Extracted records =
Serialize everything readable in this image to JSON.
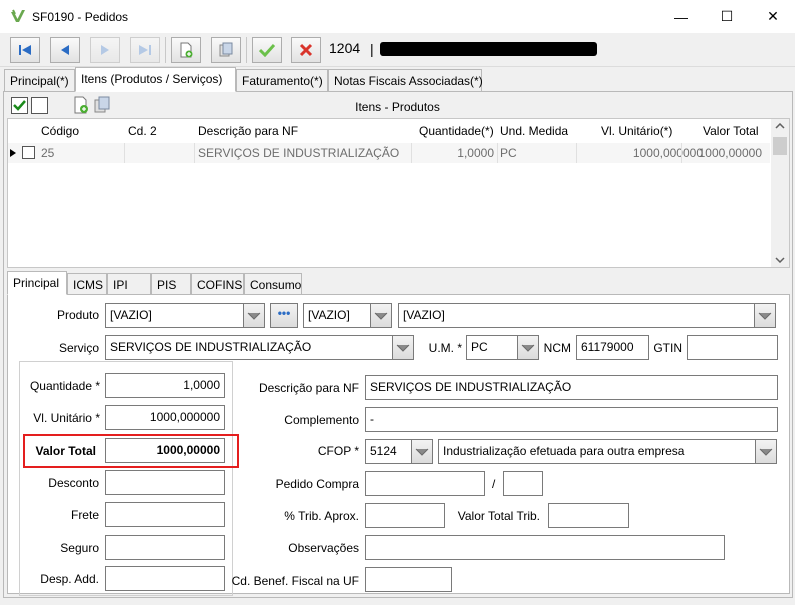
{
  "window": {
    "title": "SF0190 - Pedidos",
    "minimize_glyph": "—",
    "maximize_glyph": "☐",
    "close_glyph": "✕"
  },
  "toolbar": {
    "record_number": "1204",
    "record_separator": "|"
  },
  "main_tabs": [
    "Principal(*)",
    "Itens (Produtos / Serviços)",
    "Faturamento(*)",
    "Notas Fiscais Associadas(*)"
  ],
  "grid": {
    "title": "Itens - Produtos",
    "columns": [
      "Código",
      "Cd. 2",
      "Descrição para NF",
      "Quantidade(*)",
      "Und. Medida",
      "Vl. Unitário(*)",
      "Valor Total"
    ],
    "rows": [
      [
        "25",
        "",
        "SERVIÇOS DE INDUSTRIALIZAÇÃO",
        "1,0000",
        "PC",
        "1000,000000",
        "1000,00000"
      ]
    ]
  },
  "detail_tabs": [
    "Principal",
    "ICMS",
    "IPI",
    "PIS",
    "COFINS",
    "Consumo"
  ],
  "form": {
    "produto_label": "Produto",
    "produto_value": "[VAZIO]",
    "produto_ref_value": "[VAZIO]",
    "produto_desc_value": "[VAZIO]",
    "servico_label": "Serviço",
    "servico_value": "SERVIÇOS DE INDUSTRIALIZAÇÃO",
    "um_label": "U.M. *",
    "um_value": "PC",
    "ncm_label": "NCM",
    "ncm_value": "61179000",
    "gtin_label": "GTIN",
    "gtin_value": "",
    "quantidade_label": "Quantidade *",
    "quantidade_value": "1,0000",
    "vl_unitario_label": "Vl. Unitário *",
    "vl_unitario_value": "1000,000000",
    "valor_total_label": "Valor Total",
    "valor_total_value": "1000,00000",
    "desconto_label": "Desconto",
    "frete_label": "Frete",
    "seguro_label": "Seguro",
    "desp_add_label": "Desp. Add.",
    "descricao_nf_label": "Descrição para NF",
    "descricao_nf_value": "SERVIÇOS DE INDUSTRIALIZAÇÃO",
    "complemento_label": "Complemento",
    "complemento_value": "-",
    "cfop_label": "CFOP *",
    "cfop_value": "5124",
    "cfop_desc_value": "Industrialização efetuada para outra empresa",
    "pedido_compra_label": "Pedido Compra",
    "pedido_compra_sep": "/",
    "trib_aprox_label": "% Trib. Aprox.",
    "valor_total_trib_label": "Valor Total Trib.",
    "observacoes_label": "Observações",
    "cd_benef_label": "Cd. Benef. Fiscal na UF"
  },
  "colors": {
    "highlight_border": "#e41e1e",
    "nav_blue": "#2b6cc4",
    "check_green": "#4caf32",
    "cancel_red": "#d9342b"
  }
}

Task description = Select every line of the records holding the string "VAZIO".

Response to this task =
    "produto_value": "[VAZIO]",
    "produto_ref_value": "[VAZIO]",
    "produto_desc_value": "[VAZIO]",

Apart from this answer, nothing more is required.